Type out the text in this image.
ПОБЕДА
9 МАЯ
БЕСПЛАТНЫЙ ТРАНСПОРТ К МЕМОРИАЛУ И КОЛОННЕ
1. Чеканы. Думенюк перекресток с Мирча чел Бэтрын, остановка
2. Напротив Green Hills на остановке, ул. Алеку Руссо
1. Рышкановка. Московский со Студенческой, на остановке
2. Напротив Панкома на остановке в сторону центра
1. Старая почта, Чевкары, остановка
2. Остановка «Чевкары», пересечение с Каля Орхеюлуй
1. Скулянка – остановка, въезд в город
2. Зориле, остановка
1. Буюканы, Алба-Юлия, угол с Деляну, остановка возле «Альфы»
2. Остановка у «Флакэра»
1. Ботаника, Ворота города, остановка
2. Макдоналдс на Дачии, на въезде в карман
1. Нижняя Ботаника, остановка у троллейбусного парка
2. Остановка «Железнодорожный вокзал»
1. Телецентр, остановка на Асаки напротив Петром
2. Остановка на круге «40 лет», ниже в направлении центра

BRIEF
Look through the records and gather every line containing "Чевкары".

RESULT FOR THIS EXERCISE
1. Старая почта, Чевкары, остановка
2. Остановка «Чевкары», пересечение с Каля Орхеюлуй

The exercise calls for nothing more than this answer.